● **Exercise brief**
Find and copy each line of the records where the string "title" shows up.

● **Stored records**
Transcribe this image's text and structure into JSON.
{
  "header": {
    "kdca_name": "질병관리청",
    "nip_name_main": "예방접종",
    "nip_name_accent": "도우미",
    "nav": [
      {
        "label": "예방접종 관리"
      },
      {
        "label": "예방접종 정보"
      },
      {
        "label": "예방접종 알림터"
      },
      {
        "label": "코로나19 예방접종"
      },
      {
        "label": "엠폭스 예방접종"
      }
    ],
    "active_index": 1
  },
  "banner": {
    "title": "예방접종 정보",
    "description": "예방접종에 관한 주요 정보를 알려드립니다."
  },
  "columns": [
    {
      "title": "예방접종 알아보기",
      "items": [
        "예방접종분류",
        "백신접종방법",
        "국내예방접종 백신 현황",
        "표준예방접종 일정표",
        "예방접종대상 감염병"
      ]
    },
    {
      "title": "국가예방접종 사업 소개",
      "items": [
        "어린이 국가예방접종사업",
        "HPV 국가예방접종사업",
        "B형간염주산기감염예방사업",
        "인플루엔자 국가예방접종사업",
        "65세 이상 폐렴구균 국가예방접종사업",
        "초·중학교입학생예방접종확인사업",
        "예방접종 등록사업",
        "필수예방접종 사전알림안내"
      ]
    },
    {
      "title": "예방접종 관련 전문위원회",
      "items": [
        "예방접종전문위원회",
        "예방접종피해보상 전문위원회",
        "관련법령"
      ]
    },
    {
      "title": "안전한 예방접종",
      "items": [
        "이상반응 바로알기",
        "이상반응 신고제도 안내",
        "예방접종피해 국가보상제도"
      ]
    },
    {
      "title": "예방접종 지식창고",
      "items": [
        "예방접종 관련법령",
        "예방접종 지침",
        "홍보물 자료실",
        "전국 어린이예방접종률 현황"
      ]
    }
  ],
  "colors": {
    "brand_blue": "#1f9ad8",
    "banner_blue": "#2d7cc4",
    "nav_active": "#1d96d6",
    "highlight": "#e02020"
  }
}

● **Solution to this exercise**
    "title": "예방접종 정보",
      "title": "예방접종 알아보기",
      "title": "국가예방접종 사업 소개",
      "title": "예방접종 관련 전문위원회",
      "title": "안전한 예방접종",
      "title": "예방접종 지식창고",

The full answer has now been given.